Javier Adrada
de la Torre, Ensayo sobre una cebolla infinita. Valencia: Pre-Textos,
2024.
Monos, complejidad,
IA, Shakespeare y poesía
Goats and monkeys!
Shakespeare, Othello, 4, 1
Are they
laughing at us–these creatures? " said Hewet after a time, as the cries of
monkeys rang near by.
Virginia Woolf, Melymbrosia
Van a
permitirme que antes de entrar en el análisis de este libro les recuerde un par
de cosas sobre el algorithmic information content (AIC), término bajo el
que se describe la complejidad algorítmica. Una de las propiedades del AIC es
que su complejidad es menos cuantitativa de lo que a primera vista podríamos
pensar. Es decir: no por introducir más variables obtenemos necesariamente un
resultado más complejo. Un posible ejemplo es el de los fractales: su
discutible cualidad infinita no los vuelve más complejos, pues en realidad son
el mismo patrón repetido, lo que implica escasa complejidad. Lo que suele
causar el exceso de variables introducido en un sistema es su colapso, como se
ha descubierto recientemente
en el ámbito de la inteligencia artificial. En cambio, unos pocos elementos
combinados con sabiduría y buen hacer pueden tener una complejidad fuera del
alcance de las variaciones y las permutaciones. ¿Por ejemplo?
El ejemplo que
se suele poner en estos casos son las obras de Shakespeare. Lo explicaba muy
bien Murray Gell-Mann, quien fuera uno de los fundadores del Santa Fe
Institute, un centro de ciencia de los sistemas complejos:
This property of
AIC, which leads to its being called, on occasion, "algorithmic
randomness,” reveals the unsuitability of the quantity as a measure of
complexity, since the works of Shakespeare have a Lower AIC than random
gibberish of the same length that would typically be typed by the proverbial
roomful of monkeys.
Esta propiedad del AIC, que lo ha llevado a
denominarlo, en alguna ocasión, “azar algorítmico”, revela la inadecuación de
la cantidad como medida de complejidad, de la misma forma que las obras de
Shakespeare tienen un nivel más bajo de AIC que el azaroso guirigay de la misma
extensión que sería normalmente tecleado por la proverbial habitación llena de
monos.
Pero… ¿qué habitación
es esa? Para dar el siguiente paso, necesitamos otra traducción, en este caso
de un artículo sobre probabilidad matemática del científico francés Émile
Borel:
Concevons qu'on ait
dressé un million de singes à frapper au hasard sur les touches d'une machine à
écrire et que […] ces singes dactylographes travaillent avec ardeur dix heures
par jour avec un million de machines à écrire de types variés. […] Au bout d'un
an, [leurs] volumes se trouveraient renfermer la copie exacte des livres de
toute nature et de toutes langues conservées dans les plus riches bibliothèques
du monde.

**Por hacer**:
Repite al pie de la letra el fragmento del texto sobre los monos y Shakespeare que empieza con las palabras que contienen "El ejemplo que" y termina con "roomful of monkeys.". Los registros no tienen relación con el texto sobre los monos y Shakespeare.

**Filas**:
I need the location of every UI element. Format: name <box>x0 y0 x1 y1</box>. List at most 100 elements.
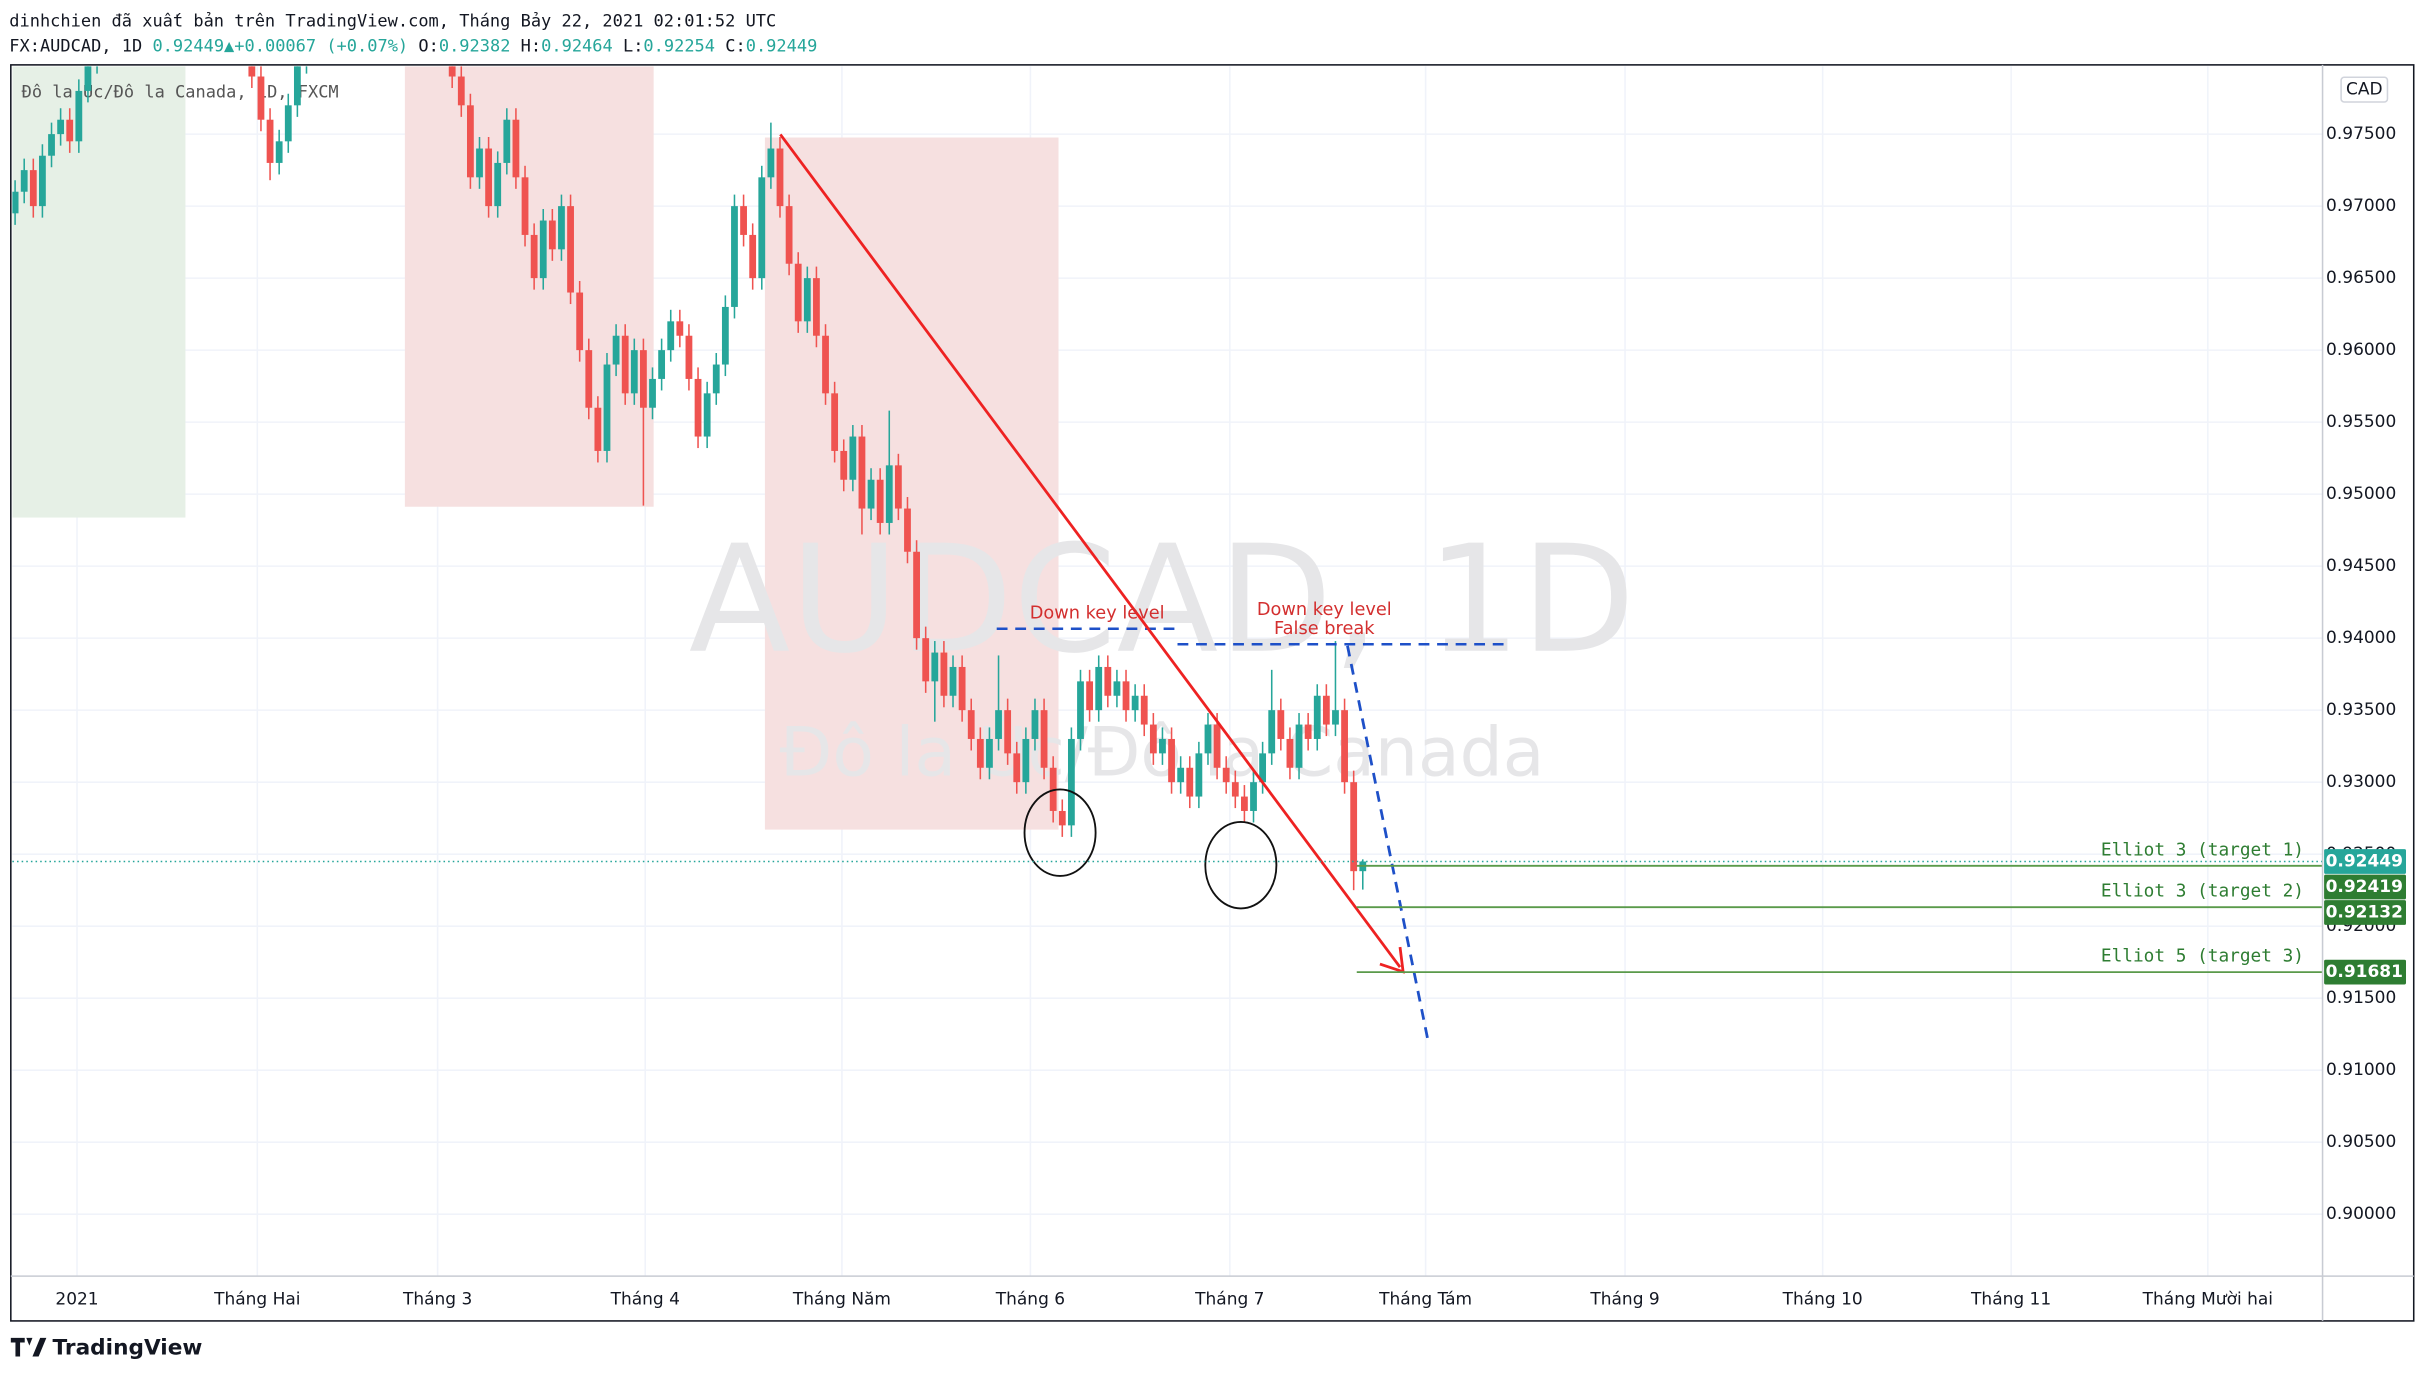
price-tag-label: 0.92419 <box>2326 877 2403 897</box>
high-value: 0.92464 <box>541 36 613 56</box>
candle-body <box>1286 738 1294 768</box>
candle-body <box>1195 753 1203 797</box>
candle-body <box>284 105 292 142</box>
candle-body <box>1322 695 1330 725</box>
currency: CAD <box>2346 80 2383 100</box>
candle-body <box>940 652 948 696</box>
y-tick-label: 0.97000 <box>2326 196 2396 216</box>
candle-body <box>1168 738 1175 783</box>
candle-body <box>1004 710 1012 754</box>
high-label: H: <box>521 36 541 56</box>
publisher-line: dinhchien đã xuất bản trên TradingView.c… <box>9 12 776 32</box>
candle-body <box>813 278 820 336</box>
candle-body <box>1304 724 1312 739</box>
circle-mark <box>1204 820 1278 910</box>
y-tick-label: 0.96000 <box>2326 340 2396 360</box>
x-tick-label: Tháng 6 <box>995 1289 1065 1309</box>
candle-body <box>567 206 574 293</box>
candle-body <box>1341 710 1348 783</box>
chart-frame <box>10 64 2415 1322</box>
candle-body <box>1241 796 1248 811</box>
candle-body <box>1268 710 1276 754</box>
annotation: Down key level <box>1257 600 1392 620</box>
candle-body <box>785 206 793 264</box>
candle-body <box>1350 782 1358 872</box>
x-tick-label: Tháng Mười hai <box>2142 1289 2273 1309</box>
open-label: O: <box>418 36 438 56</box>
low-label: L: <box>623 36 643 56</box>
brand: TradingView <box>10 1336 202 1361</box>
circle-mark <box>1023 788 1097 877</box>
candle-body <box>512 119 520 178</box>
candle-body <box>776 148 784 207</box>
annotation: Down key level <box>1030 603 1165 623</box>
target-label: Elliot 5 (target 3) <box>2101 947 2304 967</box>
y-tick-label: 0.95000 <box>2326 484 2396 504</box>
candle-body <box>1095 666 1103 711</box>
candle-body <box>712 364 720 394</box>
y-tick-label: 0.94500 <box>2326 556 2396 576</box>
y-tick-label: 0.91500 <box>2326 988 2396 1008</box>
candle-body <box>1104 666 1112 696</box>
price-tag <box>2324 959 2407 985</box>
candle-body <box>904 508 911 552</box>
candle-body <box>1077 681 1084 739</box>
candle-body <box>1140 695 1148 725</box>
candle-body <box>949 666 957 696</box>
x-tick-label: Tháng 7 <box>1194 1289 1264 1309</box>
candle-body <box>1332 710 1339 725</box>
candle-body <box>676 321 684 336</box>
target-label: Elliot 3 (target 2) <box>2101 882 2304 902</box>
candle-body <box>466 105 474 178</box>
candle-body <box>649 378 656 408</box>
currency-box <box>2340 76 2389 103</box>
candle-body <box>1250 782 1257 811</box>
candle-body <box>840 450 848 480</box>
candle-body <box>1177 767 1185 783</box>
candle-body <box>1313 695 1321 739</box>
candle-body <box>958 666 966 711</box>
candle-body <box>721 306 729 365</box>
candle-body <box>1013 753 1021 783</box>
candle-body <box>612 335 620 365</box>
price-tag <box>2324 874 2407 900</box>
y-tick-label: 0.95500 <box>2326 412 2396 432</box>
brand-logo <box>10 1337 47 1357</box>
candle-body <box>84 66 92 91</box>
candle-body <box>530 234 538 279</box>
last-price: 0.92449 <box>152 36 224 56</box>
candle-body <box>494 162 502 207</box>
candle-body <box>1213 724 1221 768</box>
candle-body <box>548 220 556 250</box>
candle-body <box>594 407 602 451</box>
candle-body <box>731 206 738 307</box>
candle-body <box>822 335 829 394</box>
candle-body <box>57 119 65 135</box>
open-value: 0.92382 <box>439 36 511 56</box>
candle-body <box>1231 782 1239 797</box>
price-tag <box>2324 849 2407 874</box>
drawings-front <box>779 133 1512 1041</box>
candle-body <box>986 738 993 768</box>
candle-body <box>894 465 902 509</box>
y-tick-label: 0.90500 <box>2326 1132 2396 1152</box>
range-box-red <box>404 66 654 507</box>
candle-body <box>876 479 884 523</box>
candle-body <box>1131 695 1139 711</box>
candles <box>12 66 1367 891</box>
candle-body <box>248 66 256 77</box>
close-value: 0.92449 <box>746 36 818 56</box>
candle-body <box>476 148 483 178</box>
candle-body <box>749 234 757 279</box>
change: +0.00067 (+0.07%) <box>234 36 408 56</box>
candle-body <box>585 350 593 408</box>
candle-body <box>640 350 647 408</box>
x-tick-label: Tháng 9 <box>1589 1289 1659 1309</box>
candle-body <box>1058 810 1066 826</box>
candle-body <box>503 119 511 163</box>
trend-arrow <box>779 133 1402 968</box>
low-value: 0.92254 <box>643 36 715 56</box>
y-tick-label: 0.94000 <box>2326 628 2396 648</box>
y-tick-label: 0.90000 <box>2326 1204 2396 1224</box>
symbol: FX:AUDCAD, 1D <box>9 36 142 56</box>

**Resultado**:
El ejemplo que
se suele poner en estos casos son las obras de Shakespeare. Lo explicaba muy
bien Murray Gell-Mann, quien fuera uno de los fundadores del Santa Fe
Institute, un centro de ciencia de los sistemas complejos:
This property of
AIC, which leads to its being called, on occasion, "algorithmic
randomness,” reveals the unsuitability of the quantity as a measure of
complexity, since the works of Shakespeare have a Lower AIC than random
gibberish of the same length that would typically be typed by the proverbial
roomful of monkeys.